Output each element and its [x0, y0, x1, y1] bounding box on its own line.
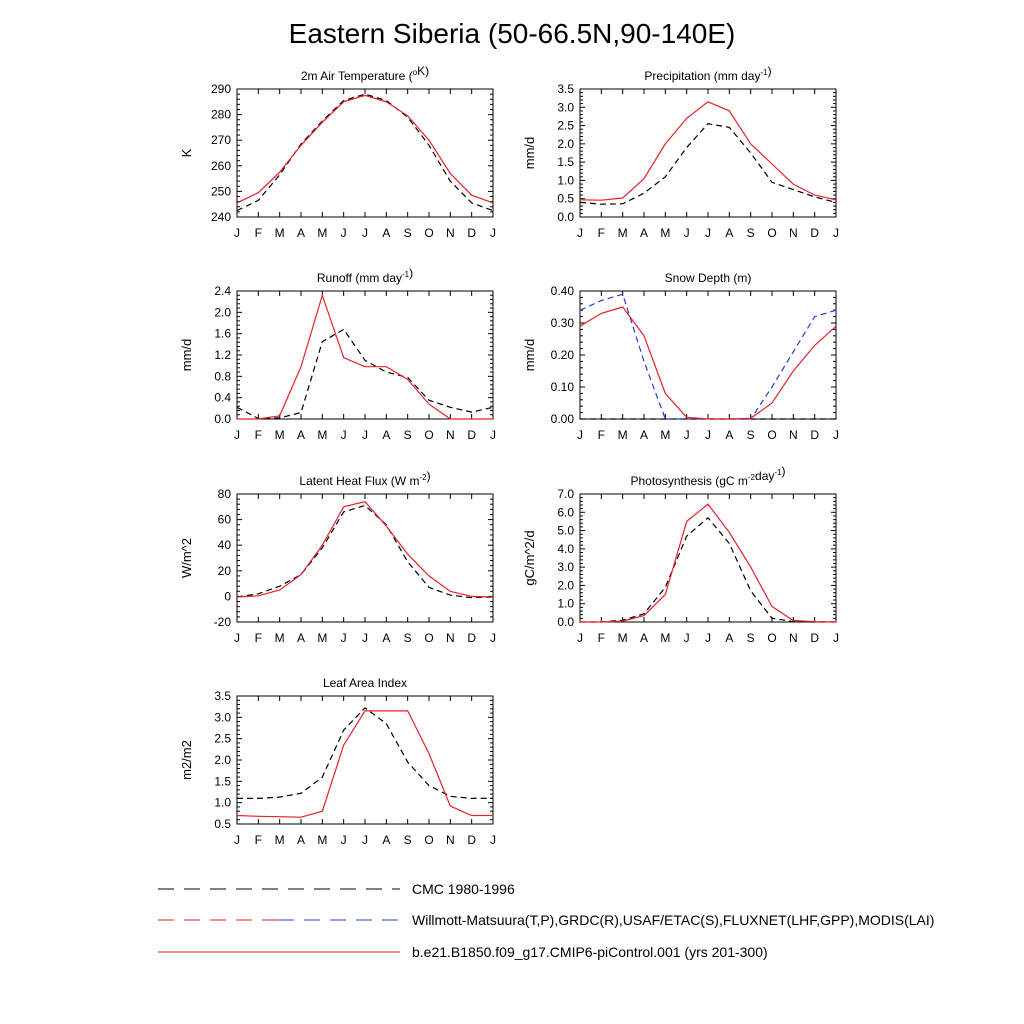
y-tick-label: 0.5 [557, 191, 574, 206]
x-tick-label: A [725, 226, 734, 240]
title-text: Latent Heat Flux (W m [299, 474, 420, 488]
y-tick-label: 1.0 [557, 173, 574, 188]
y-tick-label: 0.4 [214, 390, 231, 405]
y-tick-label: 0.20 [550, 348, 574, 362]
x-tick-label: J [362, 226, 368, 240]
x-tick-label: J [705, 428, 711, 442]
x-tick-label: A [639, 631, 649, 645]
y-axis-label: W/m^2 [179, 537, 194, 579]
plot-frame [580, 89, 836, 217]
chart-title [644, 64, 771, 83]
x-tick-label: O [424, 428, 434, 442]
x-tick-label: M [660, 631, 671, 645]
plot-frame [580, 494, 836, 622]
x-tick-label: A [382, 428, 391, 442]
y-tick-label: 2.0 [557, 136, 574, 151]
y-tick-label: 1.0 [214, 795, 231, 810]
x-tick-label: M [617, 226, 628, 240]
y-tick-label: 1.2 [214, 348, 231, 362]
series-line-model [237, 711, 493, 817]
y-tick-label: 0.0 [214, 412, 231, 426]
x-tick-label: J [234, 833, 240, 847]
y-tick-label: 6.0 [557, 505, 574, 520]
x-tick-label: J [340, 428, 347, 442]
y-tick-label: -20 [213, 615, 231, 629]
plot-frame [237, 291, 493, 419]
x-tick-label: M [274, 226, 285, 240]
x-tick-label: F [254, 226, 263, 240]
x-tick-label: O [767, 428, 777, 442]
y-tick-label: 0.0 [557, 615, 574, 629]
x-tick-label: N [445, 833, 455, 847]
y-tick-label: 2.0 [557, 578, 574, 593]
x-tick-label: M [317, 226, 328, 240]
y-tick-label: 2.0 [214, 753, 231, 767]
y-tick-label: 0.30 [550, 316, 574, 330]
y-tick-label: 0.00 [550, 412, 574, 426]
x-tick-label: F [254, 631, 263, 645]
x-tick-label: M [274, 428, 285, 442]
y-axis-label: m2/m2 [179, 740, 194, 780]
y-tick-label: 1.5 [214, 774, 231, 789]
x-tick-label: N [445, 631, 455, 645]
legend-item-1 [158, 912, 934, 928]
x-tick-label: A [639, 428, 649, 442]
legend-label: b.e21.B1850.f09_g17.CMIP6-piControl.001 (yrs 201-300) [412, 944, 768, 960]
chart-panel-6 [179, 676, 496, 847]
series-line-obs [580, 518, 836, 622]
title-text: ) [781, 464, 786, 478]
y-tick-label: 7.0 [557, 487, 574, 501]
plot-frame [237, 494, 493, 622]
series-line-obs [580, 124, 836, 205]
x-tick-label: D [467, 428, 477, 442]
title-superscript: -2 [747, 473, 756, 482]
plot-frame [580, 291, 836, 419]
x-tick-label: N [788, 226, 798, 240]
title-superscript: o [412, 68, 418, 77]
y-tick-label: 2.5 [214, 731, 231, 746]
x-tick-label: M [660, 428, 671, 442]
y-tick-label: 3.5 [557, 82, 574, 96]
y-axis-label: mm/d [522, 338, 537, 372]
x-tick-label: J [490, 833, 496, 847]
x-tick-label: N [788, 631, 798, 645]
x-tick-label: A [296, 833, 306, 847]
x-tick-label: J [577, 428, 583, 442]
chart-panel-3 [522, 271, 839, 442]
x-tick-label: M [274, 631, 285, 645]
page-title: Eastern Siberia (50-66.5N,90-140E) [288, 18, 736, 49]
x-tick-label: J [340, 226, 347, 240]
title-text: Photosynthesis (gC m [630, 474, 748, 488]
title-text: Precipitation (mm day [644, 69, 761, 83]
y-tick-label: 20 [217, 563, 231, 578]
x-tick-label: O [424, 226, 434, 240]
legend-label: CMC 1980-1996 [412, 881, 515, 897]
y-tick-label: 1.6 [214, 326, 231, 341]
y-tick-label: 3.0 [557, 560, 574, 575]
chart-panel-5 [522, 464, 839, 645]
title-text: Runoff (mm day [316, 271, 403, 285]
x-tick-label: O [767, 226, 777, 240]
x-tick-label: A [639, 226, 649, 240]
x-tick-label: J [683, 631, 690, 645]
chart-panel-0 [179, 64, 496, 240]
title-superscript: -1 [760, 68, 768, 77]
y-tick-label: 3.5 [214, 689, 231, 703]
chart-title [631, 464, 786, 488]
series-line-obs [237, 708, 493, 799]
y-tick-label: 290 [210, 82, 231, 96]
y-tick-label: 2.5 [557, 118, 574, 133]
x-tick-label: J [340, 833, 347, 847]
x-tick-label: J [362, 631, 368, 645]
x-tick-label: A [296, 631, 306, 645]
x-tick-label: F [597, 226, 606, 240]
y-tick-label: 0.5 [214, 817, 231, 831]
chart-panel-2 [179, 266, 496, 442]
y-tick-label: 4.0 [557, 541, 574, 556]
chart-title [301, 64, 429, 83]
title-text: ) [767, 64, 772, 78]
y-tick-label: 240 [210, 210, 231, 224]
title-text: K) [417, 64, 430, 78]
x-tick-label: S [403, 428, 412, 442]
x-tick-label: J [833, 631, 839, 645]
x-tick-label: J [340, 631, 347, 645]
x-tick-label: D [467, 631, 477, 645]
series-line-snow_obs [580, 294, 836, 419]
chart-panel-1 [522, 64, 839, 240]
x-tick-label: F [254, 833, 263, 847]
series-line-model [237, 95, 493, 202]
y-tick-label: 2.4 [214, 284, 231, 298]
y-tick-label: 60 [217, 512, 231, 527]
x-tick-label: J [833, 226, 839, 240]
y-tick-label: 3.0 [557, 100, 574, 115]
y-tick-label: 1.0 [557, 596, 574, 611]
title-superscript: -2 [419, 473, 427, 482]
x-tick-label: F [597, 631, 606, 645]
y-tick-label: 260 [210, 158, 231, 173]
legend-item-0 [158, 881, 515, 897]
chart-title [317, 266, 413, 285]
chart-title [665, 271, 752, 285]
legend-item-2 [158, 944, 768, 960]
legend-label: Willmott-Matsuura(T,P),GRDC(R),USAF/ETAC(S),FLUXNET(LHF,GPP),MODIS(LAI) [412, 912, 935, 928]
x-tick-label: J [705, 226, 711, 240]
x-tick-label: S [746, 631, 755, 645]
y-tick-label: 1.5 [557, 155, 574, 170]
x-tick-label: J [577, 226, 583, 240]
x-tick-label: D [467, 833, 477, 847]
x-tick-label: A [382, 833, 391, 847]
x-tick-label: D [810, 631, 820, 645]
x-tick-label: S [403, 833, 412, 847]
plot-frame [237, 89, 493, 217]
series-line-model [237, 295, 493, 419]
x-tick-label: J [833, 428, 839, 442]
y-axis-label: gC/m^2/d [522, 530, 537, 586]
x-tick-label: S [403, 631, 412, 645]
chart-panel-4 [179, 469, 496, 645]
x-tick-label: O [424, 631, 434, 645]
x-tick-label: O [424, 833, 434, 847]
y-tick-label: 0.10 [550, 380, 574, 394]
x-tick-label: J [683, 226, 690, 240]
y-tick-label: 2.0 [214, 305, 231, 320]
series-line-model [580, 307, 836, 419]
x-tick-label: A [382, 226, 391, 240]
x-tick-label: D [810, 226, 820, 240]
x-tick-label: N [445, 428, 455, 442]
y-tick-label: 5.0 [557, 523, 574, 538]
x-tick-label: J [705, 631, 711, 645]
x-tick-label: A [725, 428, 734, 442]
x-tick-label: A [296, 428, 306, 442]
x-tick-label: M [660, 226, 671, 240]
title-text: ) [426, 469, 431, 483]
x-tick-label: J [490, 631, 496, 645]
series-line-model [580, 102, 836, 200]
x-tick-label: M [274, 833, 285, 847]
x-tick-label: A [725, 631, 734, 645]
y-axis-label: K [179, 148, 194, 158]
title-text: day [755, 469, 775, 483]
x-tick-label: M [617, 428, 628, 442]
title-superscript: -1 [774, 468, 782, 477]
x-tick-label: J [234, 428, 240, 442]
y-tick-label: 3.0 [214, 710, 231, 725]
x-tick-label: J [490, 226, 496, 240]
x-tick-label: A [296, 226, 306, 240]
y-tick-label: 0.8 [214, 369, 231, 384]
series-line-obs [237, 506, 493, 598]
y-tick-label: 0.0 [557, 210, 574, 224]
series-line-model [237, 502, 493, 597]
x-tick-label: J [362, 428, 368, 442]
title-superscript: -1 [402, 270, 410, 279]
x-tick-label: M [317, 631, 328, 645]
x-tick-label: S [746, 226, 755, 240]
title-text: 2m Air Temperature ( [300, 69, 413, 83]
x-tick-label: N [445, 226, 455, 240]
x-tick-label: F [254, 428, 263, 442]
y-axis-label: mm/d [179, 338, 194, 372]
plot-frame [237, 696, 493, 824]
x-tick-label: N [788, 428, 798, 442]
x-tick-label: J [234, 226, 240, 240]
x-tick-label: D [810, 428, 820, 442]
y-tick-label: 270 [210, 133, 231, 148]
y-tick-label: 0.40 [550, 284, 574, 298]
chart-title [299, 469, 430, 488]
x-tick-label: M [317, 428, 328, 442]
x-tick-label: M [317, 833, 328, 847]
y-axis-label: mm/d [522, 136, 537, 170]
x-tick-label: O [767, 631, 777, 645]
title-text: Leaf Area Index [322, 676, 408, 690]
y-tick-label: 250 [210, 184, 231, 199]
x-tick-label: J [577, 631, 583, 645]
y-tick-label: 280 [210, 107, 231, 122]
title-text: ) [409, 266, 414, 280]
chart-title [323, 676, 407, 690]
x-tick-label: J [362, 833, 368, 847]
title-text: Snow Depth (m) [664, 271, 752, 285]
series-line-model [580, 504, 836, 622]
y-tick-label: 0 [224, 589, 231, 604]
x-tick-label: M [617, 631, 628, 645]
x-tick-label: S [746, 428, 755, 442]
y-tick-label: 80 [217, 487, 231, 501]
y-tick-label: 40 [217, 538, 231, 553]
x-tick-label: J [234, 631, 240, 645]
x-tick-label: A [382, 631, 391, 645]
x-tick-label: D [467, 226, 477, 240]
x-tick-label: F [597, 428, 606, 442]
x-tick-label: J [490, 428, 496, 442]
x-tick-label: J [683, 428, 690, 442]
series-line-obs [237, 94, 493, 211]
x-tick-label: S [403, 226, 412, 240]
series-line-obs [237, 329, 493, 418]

---

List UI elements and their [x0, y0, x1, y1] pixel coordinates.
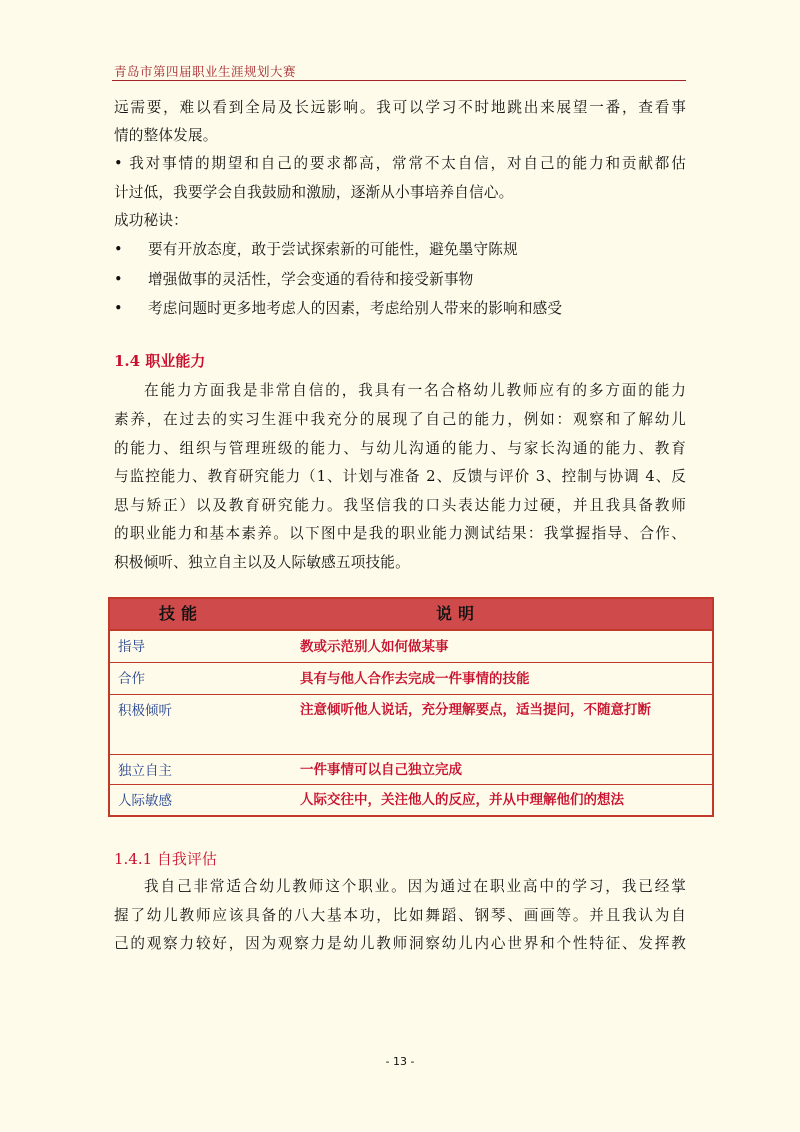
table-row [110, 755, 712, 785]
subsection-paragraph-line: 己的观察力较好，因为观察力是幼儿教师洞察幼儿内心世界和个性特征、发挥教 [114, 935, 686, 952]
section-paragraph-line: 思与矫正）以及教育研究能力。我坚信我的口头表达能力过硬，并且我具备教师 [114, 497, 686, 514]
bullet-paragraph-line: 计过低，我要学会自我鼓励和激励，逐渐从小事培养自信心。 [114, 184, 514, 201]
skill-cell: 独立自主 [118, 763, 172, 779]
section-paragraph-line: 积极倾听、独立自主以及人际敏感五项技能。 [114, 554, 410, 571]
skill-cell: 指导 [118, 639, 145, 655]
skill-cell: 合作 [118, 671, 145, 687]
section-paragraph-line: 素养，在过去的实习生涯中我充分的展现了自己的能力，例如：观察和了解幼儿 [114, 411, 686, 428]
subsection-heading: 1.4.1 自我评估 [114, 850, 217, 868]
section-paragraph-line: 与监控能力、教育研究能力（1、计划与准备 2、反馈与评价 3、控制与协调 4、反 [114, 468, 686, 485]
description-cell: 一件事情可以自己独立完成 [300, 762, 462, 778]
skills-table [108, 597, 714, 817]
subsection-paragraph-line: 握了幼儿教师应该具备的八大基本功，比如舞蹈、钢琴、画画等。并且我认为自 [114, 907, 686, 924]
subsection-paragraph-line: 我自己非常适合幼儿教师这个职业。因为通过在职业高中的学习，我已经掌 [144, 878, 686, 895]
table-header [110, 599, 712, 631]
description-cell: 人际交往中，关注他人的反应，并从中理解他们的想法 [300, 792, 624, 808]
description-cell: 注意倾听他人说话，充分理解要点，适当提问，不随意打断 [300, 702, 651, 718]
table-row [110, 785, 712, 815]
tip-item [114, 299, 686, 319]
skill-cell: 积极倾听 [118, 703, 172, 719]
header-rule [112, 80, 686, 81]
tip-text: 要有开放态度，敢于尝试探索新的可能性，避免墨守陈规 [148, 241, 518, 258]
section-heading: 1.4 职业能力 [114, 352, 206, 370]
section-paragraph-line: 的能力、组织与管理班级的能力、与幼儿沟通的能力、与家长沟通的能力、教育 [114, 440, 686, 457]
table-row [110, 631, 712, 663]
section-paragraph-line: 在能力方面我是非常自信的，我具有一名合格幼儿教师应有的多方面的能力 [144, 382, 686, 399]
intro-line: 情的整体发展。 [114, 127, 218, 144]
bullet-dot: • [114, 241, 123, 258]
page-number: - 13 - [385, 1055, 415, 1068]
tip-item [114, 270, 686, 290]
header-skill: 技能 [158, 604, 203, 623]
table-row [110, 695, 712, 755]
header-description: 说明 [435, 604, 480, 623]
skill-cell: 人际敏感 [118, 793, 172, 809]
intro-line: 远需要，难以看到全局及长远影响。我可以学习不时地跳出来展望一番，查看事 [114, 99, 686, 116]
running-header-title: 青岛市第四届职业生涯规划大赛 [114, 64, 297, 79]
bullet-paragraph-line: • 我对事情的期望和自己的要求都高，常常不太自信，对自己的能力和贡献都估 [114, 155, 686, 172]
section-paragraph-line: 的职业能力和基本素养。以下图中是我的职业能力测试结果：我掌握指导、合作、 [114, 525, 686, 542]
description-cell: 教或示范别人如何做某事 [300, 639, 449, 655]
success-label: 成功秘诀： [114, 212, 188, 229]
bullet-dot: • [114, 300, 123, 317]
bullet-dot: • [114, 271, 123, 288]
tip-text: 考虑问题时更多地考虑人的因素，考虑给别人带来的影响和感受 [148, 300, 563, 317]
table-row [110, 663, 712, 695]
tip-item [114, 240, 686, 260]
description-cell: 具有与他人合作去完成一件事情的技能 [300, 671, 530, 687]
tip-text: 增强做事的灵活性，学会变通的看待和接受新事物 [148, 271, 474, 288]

§ What this task involves: Quote the records from the line with "table-row [110, 755, 712, 785]" to the line with "skill-cell: 积极倾听 [118, 703, 172, 719]", both included, copying each line word for word.

§ Answer to this task:
table-row [110, 755, 712, 785]
subsection-paragraph-line: 己的观察力较好，因为观察力是幼儿教师洞察幼儿内心世界和个性特征、发挥教 [114, 935, 686, 952]
section-paragraph-line: 思与矫正）以及教育研究能力。我坚信我的口头表达能力过硬，并且我具备教师 [114, 497, 686, 514]
bullet-paragraph-line: 计过低，我要学会自我鼓励和激励，逐渐从小事培养自信心。 [114, 184, 514, 201]
skill-cell: 独立自主 [118, 763, 172, 779]
section-paragraph-line: 积极倾听、独立自主以及人际敏感五项技能。 [114, 554, 410, 571]
skill-cell: 指导 [118, 639, 145, 655]
skill-cell: 合作 [118, 671, 145, 687]
section-paragraph-line: 素养，在过去的实习生涯中我充分的展现了自己的能力，例如：观察和了解幼儿 [114, 411, 686, 428]
subsection-heading: 1.4.1 自我评估 [114, 850, 217, 868]
section-paragraph-line: 与监控能力、教育研究能力（1、计划与准备 2、反馈与评价 3、控制与协调 4、反 [114, 468, 686, 485]
description-cell: 一件事情可以自己独立完成 [300, 762, 462, 778]
skills-table [108, 597, 714, 817]
subsection-paragraph-line: 握了幼儿教师应该具备的八大基本功，比如舞蹈、钢琴、画画等。并且我认为自 [114, 907, 686, 924]
subsection-paragraph-line: 我自己非常适合幼儿教师这个职业。因为通过在职业高中的学习，我已经掌 [144, 878, 686, 895]
table-header [110, 599, 712, 631]
description-cell: 人际交往中，关注他人的反应，并从中理解他们的想法 [300, 792, 624, 808]
description-cell: 注意倾听他人说话，充分理解要点，适当提问，不随意打断 [300, 702, 651, 718]
table-row [110, 785, 712, 815]
tip-item [114, 299, 686, 319]
skill-cell: 积极倾听 [118, 703, 172, 719]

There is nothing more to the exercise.